- _Objective_
Output all lines exactly.

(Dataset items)
--------

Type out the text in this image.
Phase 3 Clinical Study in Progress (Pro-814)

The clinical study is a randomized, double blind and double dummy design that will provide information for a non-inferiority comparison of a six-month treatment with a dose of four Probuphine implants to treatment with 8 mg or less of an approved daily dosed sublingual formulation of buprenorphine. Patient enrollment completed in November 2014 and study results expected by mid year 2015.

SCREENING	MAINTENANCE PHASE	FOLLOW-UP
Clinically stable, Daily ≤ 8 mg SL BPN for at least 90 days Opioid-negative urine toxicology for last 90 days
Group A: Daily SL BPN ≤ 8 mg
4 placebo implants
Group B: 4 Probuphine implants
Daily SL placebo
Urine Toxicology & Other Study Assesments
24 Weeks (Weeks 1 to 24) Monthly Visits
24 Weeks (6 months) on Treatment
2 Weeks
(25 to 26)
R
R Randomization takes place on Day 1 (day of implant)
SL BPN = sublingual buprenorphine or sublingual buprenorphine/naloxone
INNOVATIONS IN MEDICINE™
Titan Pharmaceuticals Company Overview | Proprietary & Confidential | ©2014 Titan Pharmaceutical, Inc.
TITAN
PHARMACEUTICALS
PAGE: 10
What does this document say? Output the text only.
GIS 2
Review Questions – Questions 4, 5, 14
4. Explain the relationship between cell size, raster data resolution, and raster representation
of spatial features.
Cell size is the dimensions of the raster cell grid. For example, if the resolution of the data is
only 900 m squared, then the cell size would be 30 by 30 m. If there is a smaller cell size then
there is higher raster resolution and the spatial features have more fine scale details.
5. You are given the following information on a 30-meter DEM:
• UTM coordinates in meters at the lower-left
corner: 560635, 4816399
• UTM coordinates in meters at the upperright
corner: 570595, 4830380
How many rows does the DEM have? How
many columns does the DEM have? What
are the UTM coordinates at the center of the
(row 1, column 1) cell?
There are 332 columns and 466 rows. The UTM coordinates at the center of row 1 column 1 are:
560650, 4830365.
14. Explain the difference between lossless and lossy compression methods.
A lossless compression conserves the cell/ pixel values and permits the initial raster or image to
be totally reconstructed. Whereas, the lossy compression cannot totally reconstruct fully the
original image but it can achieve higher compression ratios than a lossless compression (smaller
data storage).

--------

- _Exercise response_
Type out the text in this image.
Phase 3 Clinical Study in Progress (Pro-814)

The clinical study is a randomized, double blind and double dummy design that will provide information for a non-inferiority comparison of a six-month treatment with a dose of four Probuphine implants to treatment with 8 mg or less of an approved daily dosed sublingual formulation of buprenorphine. Patient enrollment completed in November 2014 and study results expected by mid year 2015.

SCREENING	MAINTENANCE PHASE	FOLLOW-UP
Clinically stable, Daily ≤ 8 mg SL BPN for at least 90 days Opioid-negative urine toxicology for last 90 days
Group A: Daily SL BPN ≤ 8 mg
4 placebo implants
Group B: 4 Probuphine implants
Daily SL placebo
Urine Toxicology & Other Study Assesments
24 Weeks (Weeks 1 to 24) Monthly Visits
24 Weeks (6 months) on Treatment
2 Weeks
(25 to 26)
R
R Randomization takes place on Day 1 (day of implant)
SL BPN = sublingual buprenorphine or sublingual buprenorphine/naloxone
INNOVATIONS IN MEDICINE™
Titan Pharmaceuticals Company Overview | Proprietary & Confidential | ©2014 Titan Pharmaceutical, Inc.
TITAN
PHARMACEUTICALS
PAGE: 10
What does this document say? Output the text only.
GIS 2
Review Questions – Questions 4, 5, 14
4. Explain the relationship between cell size, raster data resolution, and raster representation
of spatial features.
Cell size is the dimensions of the raster cell grid. For example, if the resolution of the data is
only 900 m squared, then the cell size would be 30 by 30 m. If there is a smaller cell size then
there is higher raster resolution and the spatial features have more fine scale details.
5. You are given the following information on a 30-meter DEM:
• UTM coordinates in meters at the lower-left
corner: 560635, 4816399
• UTM coordinates in meters at the upperright
corner: 570595, 4830380
How many rows does the DEM have? How
many columns does the DEM have? What
are the UTM coordinates at the center of the
(row 1, column 1) cell?
There are 332 columns and 466 rows. The UTM coordinates at the center of row 1 column 1 are:
560650, 4830365.
14. Explain the difference between lossless and lossy compression methods.
A lossless compression conserves the cell/ pixel values and permits the initial raster or image to
be totally reconstructed. Whereas, the lossy compression cannot totally reconstruct fully the
original image but it can achieve higher compression ratios than a lossless compression (smaller
data storage).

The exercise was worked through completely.